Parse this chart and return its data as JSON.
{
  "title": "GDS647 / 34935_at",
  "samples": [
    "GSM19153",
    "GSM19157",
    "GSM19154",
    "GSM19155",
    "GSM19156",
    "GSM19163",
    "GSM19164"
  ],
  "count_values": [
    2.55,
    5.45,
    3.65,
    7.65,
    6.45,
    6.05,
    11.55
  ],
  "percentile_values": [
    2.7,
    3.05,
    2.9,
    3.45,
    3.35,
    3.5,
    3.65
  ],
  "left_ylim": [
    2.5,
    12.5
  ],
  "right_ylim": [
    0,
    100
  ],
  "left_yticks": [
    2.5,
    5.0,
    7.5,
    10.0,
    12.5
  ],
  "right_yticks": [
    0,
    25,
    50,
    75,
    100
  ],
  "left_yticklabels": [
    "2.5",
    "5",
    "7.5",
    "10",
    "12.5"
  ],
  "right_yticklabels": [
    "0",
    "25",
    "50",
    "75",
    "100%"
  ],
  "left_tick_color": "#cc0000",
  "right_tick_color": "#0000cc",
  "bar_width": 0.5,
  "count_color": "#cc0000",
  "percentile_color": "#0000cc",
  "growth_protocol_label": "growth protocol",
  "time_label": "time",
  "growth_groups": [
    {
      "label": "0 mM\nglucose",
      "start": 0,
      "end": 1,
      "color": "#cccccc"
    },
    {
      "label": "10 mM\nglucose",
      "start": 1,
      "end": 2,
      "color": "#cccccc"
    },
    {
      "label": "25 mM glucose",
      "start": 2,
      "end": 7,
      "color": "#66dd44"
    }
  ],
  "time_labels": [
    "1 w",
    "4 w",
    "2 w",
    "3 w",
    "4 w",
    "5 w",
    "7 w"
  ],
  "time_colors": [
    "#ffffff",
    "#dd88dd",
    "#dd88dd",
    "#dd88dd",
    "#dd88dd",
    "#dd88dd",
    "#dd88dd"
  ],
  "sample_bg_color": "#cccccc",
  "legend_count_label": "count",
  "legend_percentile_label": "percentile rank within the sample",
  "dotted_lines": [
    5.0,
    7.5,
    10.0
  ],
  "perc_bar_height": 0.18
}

******

▶ Instruction
Write out the entire listing exactly.

▶ Task output
Parse this chart and return its data as JSON.
{
  "title": "GDS647 / 34935_at",
  "samples": [
    "GSM19153",
    "GSM19157",
    "GSM19154",
    "GSM19155",
    "GSM19156",
    "GSM19163",
    "GSM19164"
  ],
  "count_values": [
    2.55,
    5.45,
    3.65,
    7.65,
    6.45,
    6.05,
    11.55
  ],
  "percentile_values": [
    2.7,
    3.05,
    2.9,
    3.45,
    3.35,
    3.5,
    3.65
  ],
  "left_ylim": [
    2.5,
    12.5
  ],
  "right_ylim": [
    0,
    100
  ],
  "left_yticks": [
    2.5,
    5.0,
    7.5,
    10.0,
    12.5
  ],
  "right_yticks": [
    0,
    25,
    50,
    75,
    100
  ],
  "left_yticklabels": [
    "2.5",
    "5",
    "7.5",
    "10",
    "12.5"
  ],
  "right_yticklabels": [
    "0",
    "25",
    "50",
    "75",
    "100%"
  ],
  "left_tick_color": "#cc0000",
  "right_tick_color": "#0000cc",
  "bar_width": 0.5,
  "count_color": "#cc0000",
  "percentile_color": "#0000cc",
  "growth_protocol_label": "growth protocol",
  "time_label": "time",
  "growth_groups": [
    {
      "label": "0 mM\nglucose",
      "start": 0,
      "end": 1,
      "color": "#cccccc"
    },
    {
      "label": "10 mM\nglucose",
      "start": 1,
      "end": 2,
      "color": "#cccccc"
    },
    {
      "label": "25 mM glucose",
      "start": 2,
      "end": 7,
      "color": "#66dd44"
    }
  ],
  "time_labels": [
    "1 w",
    "4 w",
    "2 w",
    "3 w",
    "4 w",
    "5 w",
    "7 w"
  ],
  "time_colors": [
    "#ffffff",
    "#dd88dd",
    "#dd88dd",
    "#dd88dd",
    "#dd88dd",
    "#dd88dd",
    "#dd88dd"
  ],
  "sample_bg_color": "#cccccc",
  "legend_count_label": "count",
  "legend_percentile_label": "percentile rank within the sample",
  "dotted_lines": [
    5.0,
    7.5,
    10.0
  ],
  "perc_bar_height": 0.18
}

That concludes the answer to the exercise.